Given records>
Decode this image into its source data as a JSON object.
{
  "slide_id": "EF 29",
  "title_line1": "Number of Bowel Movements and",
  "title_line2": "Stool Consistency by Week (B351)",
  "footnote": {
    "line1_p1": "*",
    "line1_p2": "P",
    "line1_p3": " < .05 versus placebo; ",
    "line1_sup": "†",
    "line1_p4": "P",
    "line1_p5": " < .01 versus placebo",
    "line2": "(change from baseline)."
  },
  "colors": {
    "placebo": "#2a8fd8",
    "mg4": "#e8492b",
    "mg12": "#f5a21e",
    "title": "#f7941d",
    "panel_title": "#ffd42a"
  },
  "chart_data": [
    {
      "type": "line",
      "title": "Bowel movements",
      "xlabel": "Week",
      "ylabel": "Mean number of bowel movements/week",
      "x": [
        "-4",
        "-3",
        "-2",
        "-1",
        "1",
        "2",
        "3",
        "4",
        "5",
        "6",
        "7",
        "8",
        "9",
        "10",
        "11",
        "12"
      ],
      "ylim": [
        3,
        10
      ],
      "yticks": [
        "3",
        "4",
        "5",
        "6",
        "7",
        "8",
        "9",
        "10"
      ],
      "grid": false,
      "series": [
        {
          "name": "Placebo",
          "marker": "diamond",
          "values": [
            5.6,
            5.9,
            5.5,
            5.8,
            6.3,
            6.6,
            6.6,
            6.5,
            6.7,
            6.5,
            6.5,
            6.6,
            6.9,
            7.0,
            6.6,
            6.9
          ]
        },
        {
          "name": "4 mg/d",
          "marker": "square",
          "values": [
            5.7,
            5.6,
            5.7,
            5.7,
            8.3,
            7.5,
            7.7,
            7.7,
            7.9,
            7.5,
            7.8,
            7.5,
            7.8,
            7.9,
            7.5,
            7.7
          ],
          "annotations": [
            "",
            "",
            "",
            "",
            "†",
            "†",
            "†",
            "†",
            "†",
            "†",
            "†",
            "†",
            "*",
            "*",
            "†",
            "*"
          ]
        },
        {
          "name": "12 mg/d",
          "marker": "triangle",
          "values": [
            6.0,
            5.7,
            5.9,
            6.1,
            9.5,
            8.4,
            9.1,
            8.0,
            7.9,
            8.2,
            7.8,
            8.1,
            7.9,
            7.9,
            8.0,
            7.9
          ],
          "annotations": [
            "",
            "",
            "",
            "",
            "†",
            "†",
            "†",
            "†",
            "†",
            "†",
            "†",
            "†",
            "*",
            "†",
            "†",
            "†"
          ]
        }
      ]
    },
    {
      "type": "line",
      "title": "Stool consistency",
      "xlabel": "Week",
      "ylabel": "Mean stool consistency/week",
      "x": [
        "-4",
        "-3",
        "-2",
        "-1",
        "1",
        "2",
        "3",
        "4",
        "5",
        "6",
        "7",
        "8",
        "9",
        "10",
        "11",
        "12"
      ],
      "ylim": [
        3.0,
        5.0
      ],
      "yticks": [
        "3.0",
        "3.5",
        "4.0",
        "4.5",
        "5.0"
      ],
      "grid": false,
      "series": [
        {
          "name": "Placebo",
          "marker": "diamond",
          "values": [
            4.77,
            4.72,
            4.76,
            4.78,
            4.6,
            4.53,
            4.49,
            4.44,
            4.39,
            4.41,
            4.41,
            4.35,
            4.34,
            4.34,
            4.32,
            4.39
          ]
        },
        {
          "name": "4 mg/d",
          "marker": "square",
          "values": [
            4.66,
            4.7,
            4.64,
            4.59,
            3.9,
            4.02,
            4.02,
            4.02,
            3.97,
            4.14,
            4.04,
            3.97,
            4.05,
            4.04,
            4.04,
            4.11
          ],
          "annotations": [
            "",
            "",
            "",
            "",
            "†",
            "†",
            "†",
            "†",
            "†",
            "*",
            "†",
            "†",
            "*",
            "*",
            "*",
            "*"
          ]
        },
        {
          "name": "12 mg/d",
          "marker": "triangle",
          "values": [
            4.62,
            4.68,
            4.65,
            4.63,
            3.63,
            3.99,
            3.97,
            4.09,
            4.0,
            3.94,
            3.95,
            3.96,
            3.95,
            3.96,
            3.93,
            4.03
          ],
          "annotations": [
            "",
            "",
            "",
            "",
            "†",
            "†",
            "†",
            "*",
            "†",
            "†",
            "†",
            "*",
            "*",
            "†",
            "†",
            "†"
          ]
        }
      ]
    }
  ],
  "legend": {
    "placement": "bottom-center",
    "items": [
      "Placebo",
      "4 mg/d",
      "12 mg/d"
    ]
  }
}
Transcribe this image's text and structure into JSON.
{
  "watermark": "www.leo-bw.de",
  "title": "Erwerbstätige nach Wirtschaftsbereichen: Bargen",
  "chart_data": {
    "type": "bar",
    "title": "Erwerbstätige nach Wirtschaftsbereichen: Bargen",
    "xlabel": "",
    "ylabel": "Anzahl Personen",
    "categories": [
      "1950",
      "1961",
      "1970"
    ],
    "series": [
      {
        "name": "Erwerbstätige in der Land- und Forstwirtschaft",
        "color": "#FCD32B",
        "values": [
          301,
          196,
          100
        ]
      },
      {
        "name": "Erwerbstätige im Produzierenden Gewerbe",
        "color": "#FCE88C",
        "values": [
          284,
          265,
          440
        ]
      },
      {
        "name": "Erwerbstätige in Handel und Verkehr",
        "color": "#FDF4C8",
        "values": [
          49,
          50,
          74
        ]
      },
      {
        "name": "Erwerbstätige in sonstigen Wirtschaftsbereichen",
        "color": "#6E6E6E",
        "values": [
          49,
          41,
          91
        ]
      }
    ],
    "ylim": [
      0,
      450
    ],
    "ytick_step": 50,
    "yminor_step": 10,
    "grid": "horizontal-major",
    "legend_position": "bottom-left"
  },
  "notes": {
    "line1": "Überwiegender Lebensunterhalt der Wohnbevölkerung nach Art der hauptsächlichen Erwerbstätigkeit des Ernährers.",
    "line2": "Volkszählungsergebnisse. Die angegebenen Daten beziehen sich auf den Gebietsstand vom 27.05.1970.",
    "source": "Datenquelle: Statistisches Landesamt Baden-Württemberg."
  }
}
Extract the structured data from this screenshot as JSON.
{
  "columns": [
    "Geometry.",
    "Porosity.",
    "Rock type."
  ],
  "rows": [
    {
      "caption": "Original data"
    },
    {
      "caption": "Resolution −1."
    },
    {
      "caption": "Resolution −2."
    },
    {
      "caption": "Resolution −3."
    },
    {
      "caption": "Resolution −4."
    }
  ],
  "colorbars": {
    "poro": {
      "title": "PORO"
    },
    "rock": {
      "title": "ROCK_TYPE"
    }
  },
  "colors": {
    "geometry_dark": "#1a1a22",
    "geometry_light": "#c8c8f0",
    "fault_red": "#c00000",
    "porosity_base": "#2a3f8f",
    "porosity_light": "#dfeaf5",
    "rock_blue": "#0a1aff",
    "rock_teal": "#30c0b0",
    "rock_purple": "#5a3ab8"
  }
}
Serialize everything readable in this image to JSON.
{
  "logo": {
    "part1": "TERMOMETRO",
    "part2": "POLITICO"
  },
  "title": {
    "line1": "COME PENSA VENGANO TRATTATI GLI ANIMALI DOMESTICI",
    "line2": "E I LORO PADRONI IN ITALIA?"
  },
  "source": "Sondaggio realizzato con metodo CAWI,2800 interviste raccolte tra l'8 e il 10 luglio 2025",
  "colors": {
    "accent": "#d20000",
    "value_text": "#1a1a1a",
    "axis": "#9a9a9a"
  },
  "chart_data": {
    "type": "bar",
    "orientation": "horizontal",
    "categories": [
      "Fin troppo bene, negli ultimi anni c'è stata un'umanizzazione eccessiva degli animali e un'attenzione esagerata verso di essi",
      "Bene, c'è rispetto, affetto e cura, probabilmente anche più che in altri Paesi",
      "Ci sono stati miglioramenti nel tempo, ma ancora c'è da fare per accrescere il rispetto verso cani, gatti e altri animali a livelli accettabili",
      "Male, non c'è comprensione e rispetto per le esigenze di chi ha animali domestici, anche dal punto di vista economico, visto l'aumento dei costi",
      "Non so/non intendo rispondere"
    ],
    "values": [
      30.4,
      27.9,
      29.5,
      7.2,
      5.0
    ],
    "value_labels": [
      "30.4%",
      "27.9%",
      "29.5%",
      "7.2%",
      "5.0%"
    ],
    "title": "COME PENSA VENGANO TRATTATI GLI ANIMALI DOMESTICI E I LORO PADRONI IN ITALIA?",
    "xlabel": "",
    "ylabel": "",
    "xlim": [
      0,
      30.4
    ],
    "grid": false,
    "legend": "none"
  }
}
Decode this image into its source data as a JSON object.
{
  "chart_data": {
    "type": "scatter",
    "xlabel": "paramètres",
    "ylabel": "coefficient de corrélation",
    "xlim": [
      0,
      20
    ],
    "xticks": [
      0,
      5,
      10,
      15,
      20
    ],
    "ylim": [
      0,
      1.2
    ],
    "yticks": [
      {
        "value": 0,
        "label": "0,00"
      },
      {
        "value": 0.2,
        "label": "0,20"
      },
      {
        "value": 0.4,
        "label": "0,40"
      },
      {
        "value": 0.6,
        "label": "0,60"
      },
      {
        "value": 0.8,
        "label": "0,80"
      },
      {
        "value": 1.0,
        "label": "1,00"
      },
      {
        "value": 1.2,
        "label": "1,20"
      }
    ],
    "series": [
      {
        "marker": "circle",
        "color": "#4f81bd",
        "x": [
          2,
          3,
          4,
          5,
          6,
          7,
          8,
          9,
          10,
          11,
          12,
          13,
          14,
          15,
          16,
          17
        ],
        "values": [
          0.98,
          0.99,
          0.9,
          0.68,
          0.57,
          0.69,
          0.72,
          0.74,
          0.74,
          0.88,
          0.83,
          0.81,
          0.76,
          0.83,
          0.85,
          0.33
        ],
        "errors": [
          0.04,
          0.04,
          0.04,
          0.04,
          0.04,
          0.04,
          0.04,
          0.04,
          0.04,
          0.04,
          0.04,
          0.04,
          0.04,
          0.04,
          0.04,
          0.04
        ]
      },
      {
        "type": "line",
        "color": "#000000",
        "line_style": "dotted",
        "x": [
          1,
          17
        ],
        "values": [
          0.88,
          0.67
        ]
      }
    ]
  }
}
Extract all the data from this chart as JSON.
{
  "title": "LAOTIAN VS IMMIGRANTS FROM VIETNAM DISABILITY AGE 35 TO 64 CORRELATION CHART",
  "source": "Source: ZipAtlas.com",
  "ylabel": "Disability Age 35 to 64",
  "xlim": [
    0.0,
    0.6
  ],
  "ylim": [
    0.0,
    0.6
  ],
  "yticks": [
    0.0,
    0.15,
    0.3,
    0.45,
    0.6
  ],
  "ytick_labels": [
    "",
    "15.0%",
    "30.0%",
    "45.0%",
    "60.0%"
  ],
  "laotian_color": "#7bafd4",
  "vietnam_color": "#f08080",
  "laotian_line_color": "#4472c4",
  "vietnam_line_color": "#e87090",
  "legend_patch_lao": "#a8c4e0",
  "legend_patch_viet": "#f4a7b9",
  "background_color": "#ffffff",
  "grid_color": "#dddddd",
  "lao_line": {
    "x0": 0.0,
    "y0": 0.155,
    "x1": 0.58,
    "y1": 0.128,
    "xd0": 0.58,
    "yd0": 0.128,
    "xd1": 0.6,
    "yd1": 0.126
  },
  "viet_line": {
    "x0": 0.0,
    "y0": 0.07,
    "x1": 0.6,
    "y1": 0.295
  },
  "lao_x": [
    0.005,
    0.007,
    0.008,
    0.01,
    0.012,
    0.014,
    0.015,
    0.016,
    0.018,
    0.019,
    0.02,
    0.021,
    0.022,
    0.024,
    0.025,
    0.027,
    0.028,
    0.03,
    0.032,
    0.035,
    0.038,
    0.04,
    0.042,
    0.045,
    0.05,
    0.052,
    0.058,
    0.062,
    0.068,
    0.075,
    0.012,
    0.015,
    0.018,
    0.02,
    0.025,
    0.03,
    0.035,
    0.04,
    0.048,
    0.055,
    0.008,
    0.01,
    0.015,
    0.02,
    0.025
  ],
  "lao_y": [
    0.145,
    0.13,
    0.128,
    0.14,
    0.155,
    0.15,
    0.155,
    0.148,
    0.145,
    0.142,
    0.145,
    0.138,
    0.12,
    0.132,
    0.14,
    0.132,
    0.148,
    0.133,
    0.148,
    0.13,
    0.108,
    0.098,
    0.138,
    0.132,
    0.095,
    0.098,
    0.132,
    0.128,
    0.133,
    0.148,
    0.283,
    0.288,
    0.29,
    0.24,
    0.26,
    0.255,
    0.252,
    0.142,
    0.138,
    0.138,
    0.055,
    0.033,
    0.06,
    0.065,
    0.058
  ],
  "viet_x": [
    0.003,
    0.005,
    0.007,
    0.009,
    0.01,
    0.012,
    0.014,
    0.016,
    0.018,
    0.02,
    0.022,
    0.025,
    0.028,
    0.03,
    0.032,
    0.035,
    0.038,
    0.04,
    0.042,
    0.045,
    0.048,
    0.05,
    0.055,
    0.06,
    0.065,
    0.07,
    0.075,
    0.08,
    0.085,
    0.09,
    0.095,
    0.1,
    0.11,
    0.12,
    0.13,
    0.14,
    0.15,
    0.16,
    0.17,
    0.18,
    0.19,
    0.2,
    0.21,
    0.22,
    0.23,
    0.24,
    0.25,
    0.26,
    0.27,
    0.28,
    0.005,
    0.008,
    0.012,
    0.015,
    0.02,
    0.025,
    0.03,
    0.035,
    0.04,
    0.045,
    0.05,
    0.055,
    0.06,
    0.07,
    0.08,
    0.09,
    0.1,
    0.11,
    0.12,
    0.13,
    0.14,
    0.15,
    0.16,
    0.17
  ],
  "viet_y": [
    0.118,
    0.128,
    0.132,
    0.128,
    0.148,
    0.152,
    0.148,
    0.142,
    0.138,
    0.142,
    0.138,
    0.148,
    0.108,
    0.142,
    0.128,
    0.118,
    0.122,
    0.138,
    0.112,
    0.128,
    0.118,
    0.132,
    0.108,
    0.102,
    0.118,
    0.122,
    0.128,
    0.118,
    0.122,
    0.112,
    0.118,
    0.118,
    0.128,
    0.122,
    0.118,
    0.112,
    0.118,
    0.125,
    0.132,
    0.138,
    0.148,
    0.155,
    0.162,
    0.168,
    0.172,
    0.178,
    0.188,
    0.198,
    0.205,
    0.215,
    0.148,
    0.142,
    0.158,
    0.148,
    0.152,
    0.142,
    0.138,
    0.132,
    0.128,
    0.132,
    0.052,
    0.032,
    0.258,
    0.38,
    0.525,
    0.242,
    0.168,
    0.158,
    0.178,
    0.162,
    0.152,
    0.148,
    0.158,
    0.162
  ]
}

The task> Tally the lines containing "Wirtschaftsbereichen". Provide the number without any other words.

Answer for the task> 3